### The problem
Work through the following lines and count those that hold the word "cõcubitus". Reply with that number only.

### Rows
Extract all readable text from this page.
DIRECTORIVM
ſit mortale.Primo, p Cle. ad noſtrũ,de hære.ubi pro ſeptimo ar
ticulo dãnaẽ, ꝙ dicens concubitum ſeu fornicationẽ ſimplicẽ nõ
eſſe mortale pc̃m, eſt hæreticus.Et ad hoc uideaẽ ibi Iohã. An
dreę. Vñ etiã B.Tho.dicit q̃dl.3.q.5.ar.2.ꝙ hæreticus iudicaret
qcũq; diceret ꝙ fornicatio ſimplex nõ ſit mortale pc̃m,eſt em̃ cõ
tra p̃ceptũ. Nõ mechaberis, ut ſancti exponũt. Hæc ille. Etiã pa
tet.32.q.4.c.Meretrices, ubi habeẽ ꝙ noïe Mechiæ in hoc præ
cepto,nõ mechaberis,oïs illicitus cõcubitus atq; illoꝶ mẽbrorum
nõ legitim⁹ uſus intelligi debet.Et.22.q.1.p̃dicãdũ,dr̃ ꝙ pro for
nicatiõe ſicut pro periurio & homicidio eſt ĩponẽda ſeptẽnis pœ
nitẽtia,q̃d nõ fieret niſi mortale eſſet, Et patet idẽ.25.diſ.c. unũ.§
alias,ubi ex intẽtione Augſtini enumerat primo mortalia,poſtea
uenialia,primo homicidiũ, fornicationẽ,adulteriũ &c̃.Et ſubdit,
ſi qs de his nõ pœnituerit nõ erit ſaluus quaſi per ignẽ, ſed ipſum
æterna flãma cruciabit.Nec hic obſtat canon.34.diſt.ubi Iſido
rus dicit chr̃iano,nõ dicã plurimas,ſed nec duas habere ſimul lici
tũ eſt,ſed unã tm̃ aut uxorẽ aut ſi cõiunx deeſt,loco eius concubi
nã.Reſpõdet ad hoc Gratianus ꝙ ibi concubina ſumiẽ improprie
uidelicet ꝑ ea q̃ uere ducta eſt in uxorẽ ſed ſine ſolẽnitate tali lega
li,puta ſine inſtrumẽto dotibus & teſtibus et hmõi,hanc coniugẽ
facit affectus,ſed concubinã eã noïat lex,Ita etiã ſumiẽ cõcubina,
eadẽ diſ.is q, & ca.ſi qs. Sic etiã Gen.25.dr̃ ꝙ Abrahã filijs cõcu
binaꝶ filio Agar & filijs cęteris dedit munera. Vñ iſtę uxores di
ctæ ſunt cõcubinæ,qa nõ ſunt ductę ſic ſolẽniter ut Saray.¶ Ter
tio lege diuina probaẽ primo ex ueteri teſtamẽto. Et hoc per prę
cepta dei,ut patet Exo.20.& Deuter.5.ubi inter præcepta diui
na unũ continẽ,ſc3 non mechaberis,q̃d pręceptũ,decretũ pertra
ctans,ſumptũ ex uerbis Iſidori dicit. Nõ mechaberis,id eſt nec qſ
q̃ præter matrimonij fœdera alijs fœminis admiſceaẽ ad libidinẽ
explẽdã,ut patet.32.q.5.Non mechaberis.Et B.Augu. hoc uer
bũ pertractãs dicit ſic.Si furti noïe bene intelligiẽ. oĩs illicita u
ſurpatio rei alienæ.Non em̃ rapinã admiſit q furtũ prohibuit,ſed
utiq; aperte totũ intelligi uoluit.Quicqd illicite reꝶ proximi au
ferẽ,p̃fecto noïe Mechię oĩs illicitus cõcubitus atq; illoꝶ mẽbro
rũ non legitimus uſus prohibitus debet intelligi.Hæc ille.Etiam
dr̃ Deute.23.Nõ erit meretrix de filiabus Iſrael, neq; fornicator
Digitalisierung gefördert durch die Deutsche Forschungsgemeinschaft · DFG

### Response for this exercise
2